Exercise requirements >> Repeat, exactly and completely, the material that follows. Omit the pictures.

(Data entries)

*****

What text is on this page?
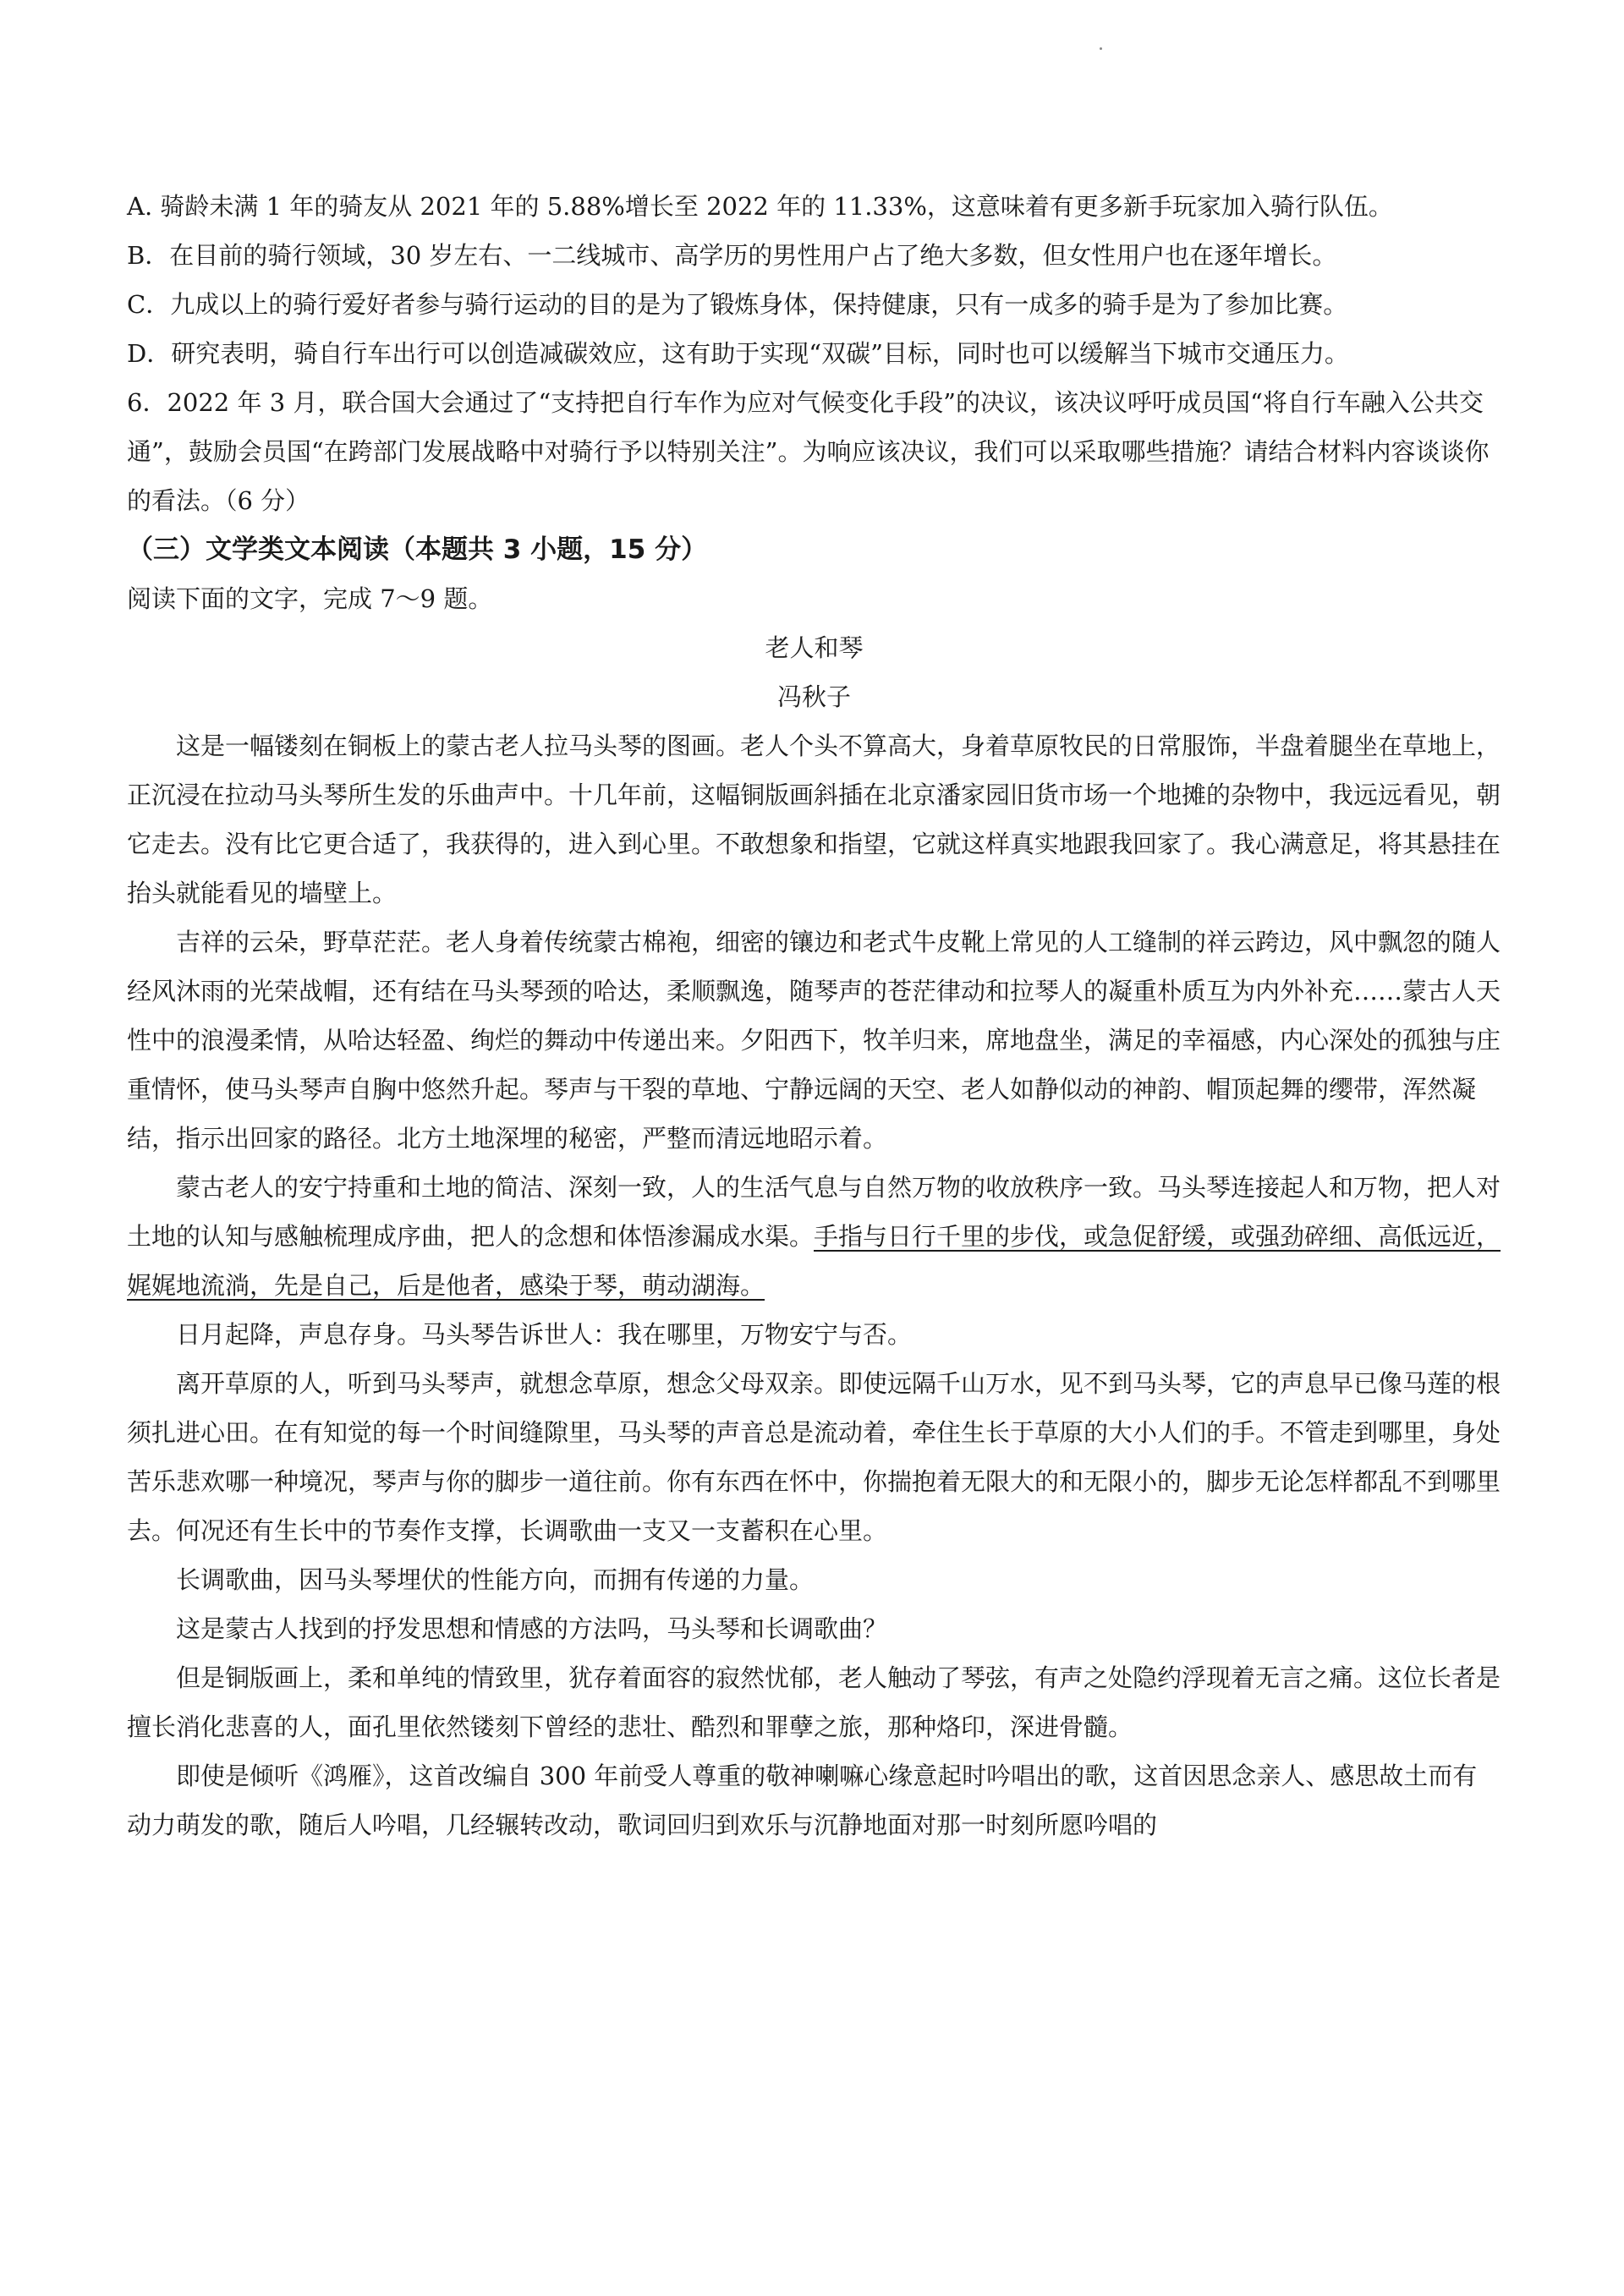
A. 骑龄未满 1 年的骑友从 2021 年的 5.88%增长至 2022 年的 11.33%，这意味着有更多新手玩家加入骑行队伍。

B．在目前的骑行领域，30 岁左右、一二线城市、高学历的男性用户占了绝大多数，但女性用户也在逐年增长。

C．九成以上的骑行爱好者参与骑行运动的目的是为了锻炼身体，保持健康，只有一成多的骑手是为了参加比赛。

D．研究表明，骑自行车出行可以创造减碳效应，这有助于实现“双碳”目标，同时也可以缓解当下城市交通压力。

6．2022 年 3 月，联合国大会通过了“支持把自行车作为应对气候变化手段”的决议，该决议呼吁成员国“将自行车融入公共交通”，鼓励会员国“在跨部门发展战略中对骑行予以特别关注”。为响应该决议，我们可以采取哪些措施？请结合材料内容谈谈你的看法。（6 分）

（三）文学类文本阅读（本题共 3 小题，15 分）

阅读下面的文字，完成 7～9 题。

老人和琴

冯秋子

这是一幅镂刻在铜板上的蒙古老人拉马头琴的图画。老人个头不算高大，身着草原牧民的日常服饰，半盘着腿坐在草地上，正沉浸在拉动马头琴所生发的乐曲声中。十几年前，这幅铜版画斜插在北京潘家园旧货市场一个地摊的杂物中，我远远看见，朝它走去。没有比它更合适了，我获得的，进入到心里。不敢想象和指望，它就这样真实地跟我回家了。我心满意足，将其悬挂在抬头就能看见的墙壁上。

吉祥的云朵，野草茫茫。老人身着传统蒙古棉袍，细密的镶边和老式牛皮靴上常见的人工缝制的祥云跨边，风中飘忽的随人经风沐雨的光荣战帽，还有结在马头琴颈的哈达，柔顺飘逸，随琴声的苍茫律动和拉琴人的凝重朴质互为内外补充……蒙古人天性中的浪漫柔情，从哈达轻盈、绚烂的舞动中传递出来。夕阳西下，牧羊归来，席地盘坐，满足的幸福感，内心深处的孤独与庄重情怀，使马头琴声自胸中悠然升起。琴声与干裂的草地、宁静远阔的天空、老人如静似动的神韵、帽顶起舞的缨带，浑然凝结，指示出回家的路径。北方土地深埋的秘密，严整而清远地昭示着。

蒙古老人的安宁持重和土地的简洁、深刻一致，人的生活气息与自然万物的收放秩序一致。马头琴连接起人和万物，把人对土地的认知与感触梳理成序曲，把人的念想和体悟渗漏成水渠。手指与日行千里的步伐，或急促舒缓，或强劲碎细、高低远近，娓娓地流淌，先是自己，后是他者，感染于琴，萌动湖海。

日月起降，声息存身。马头琴告诉世人：我在哪里，万物安宁与否。

离开草原的人，听到马头琴声，就想念草原，想念父母双亲。即使远隔千山万水，见不到马头琴，它的声息早已像马莲的根须扎进心田。在有知觉的每一个时间缝隙里，马头琴的声音总是流动着，牵住生长于草原的大小人们的手。不管走到哪里，身处苦乐悲欢哪一种境况，琴声与你的脚步一道往前。你有东西在怀中，你揣抱着无限大的和无限小的，脚步无论怎样都乱不到哪里去。何况还有生长中的节奏作支撑，长调歌曲一支又一支蓄积在心里。

长调歌曲，因马头琴埋伏的性能方向，而拥有传递的力量。

这是蒙古人找到的抒发思想和情感的方法吗，马头琴和长调歌曲？

但是铜版画上，柔和单纯的情致里，犹存着面容的寂然忧郁，老人触动了琴弦，有声之处隐约浮现着无言之痛。这位长者是擅长消化悲喜的人，面孔里依然镂刻下曾经的悲壮、酷烈和罪孽之旅，那种烙印，深进骨髓。

即使是倾听《鸿雁》，这首改编自 300 年前受人尊重的敬神喇嘛心缘意起时吟唱出的歌，这首因思念亲人、感思故土而有动力萌发的歌，随后人吟唱，几经辗转改动，歌词回归到欢乐与沉静地面对那一时刻所愿吟唱的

*****

Answer for this exercise >>
What text is on this page?
A. 骑龄未满 1 年的骑友从 2021 年的 5.88%增长至 2022 年的 11.33%，这意味着有更多新手玩家加入骑行队伍。

B．在目前的骑行领域，30 岁左右、一二线城市、高学历的男性用户占了绝大多数，但女性用户也在逐年增长。

C．九成以上的骑行爱好者参与骑行运动的目的是为了锻炼身体，保持健康，只有一成多的骑手是为了参加比赛。

D．研究表明，骑自行车出行可以创造减碳效应，这有助于实现“双碳”目标，同时也可以缓解当下城市交通压力。

6．2022 年 3 月，联合国大会通过了“支持把自行车作为应对气候变化手段”的决议，该决议呼吁成员国“将自行车融入公共交通”，鼓励会员国“在跨部门发展战略中对骑行予以特别关注”。为响应该决议，我们可以采取哪些措施？请结合材料内容谈谈你的看法。（6 分）

（三）文学类文本阅读（本题共 3 小题，15 分）

阅读下面的文字，完成 7～9 题。

老人和琴

冯秋子

这是一幅镂刻在铜板上的蒙古老人拉马头琴的图画。老人个头不算高大，身着草原牧民的日常服饰，半盘着腿坐在草地上，正沉浸在拉动马头琴所生发的乐曲声中。十几年前，这幅铜版画斜插在北京潘家园旧货市场一个地摊的杂物中，我远远看见，朝它走去。没有比它更合适了，我获得的，进入到心里。不敢想象和指望，它就这样真实地跟我回家了。我心满意足，将其悬挂在抬头就能看见的墙壁上。

吉祥的云朵，野草茫茫。老人身着传统蒙古棉袍，细密的镶边和老式牛皮靴上常见的人工缝制的祥云跨边，风中飘忽的随人经风沐雨的光荣战帽，还有结在马头琴颈的哈达，柔顺飘逸，随琴声的苍茫律动和拉琴人的凝重朴质互为内外补充……蒙古人天性中的浪漫柔情，从哈达轻盈、绚烂的舞动中传递出来。夕阳西下，牧羊归来，席地盘坐，满足的幸福感，内心深处的孤独与庄重情怀，使马头琴声自胸中悠然升起。琴声与干裂的草地、宁静远阔的天空、老人如静似动的神韵、帽顶起舞的缨带，浑然凝结，指示出回家的路径。北方土地深埋的秘密，严整而清远地昭示着。

蒙古老人的安宁持重和土地的简洁、深刻一致，人的生活气息与自然万物的收放秩序一致。马头琴连接起人和万物，把人对土地的认知与感触梳理成序曲，把人的念想和体悟渗漏成水渠。手指与日行千里的步伐，或急促舒缓，或强劲碎细、高低远近，娓娓地流淌，先是自己，后是他者，感染于琴，萌动湖海。

日月起降，声息存身。马头琴告诉世人：我在哪里，万物安宁与否。

离开草原的人，听到马头琴声，就想念草原，想念父母双亲。即使远隔千山万水，见不到马头琴，它的声息早已像马莲的根须扎进心田。在有知觉的每一个时间缝隙里，马头琴的声音总是流动着，牵住生长于草原的大小人们的手。不管走到哪里，身处苦乐悲欢哪一种境况，琴声与你的脚步一道往前。你有东西在怀中，你揣抱着无限大的和无限小的，脚步无论怎样都乱不到哪里去。何况还有生长中的节奏作支撑，长调歌曲一支又一支蓄积在心里。

长调歌曲，因马头琴埋伏的性能方向，而拥有传递的力量。

这是蒙古人找到的抒发思想和情感的方法吗，马头琴和长调歌曲？

但是铜版画上，柔和单纯的情致里，犹存着面容的寂然忧郁，老人触动了琴弦，有声之处隐约浮现着无言之痛。这位长者是擅长消化悲喜的人，面孔里依然镂刻下曾经的悲壮、酷烈和罪孽之旅，那种烙印，深进骨髓。

即使是倾听《鸿雁》，这首改编自 300 年前受人尊重的敬神喇嘛心缘意起时吟唱出的歌，这首因思念亲人、感思故土而有动力萌发的歌，随后人吟唱，几经辗转改动，歌词回归到欢乐与沉静地面对那一时刻所愿吟唱的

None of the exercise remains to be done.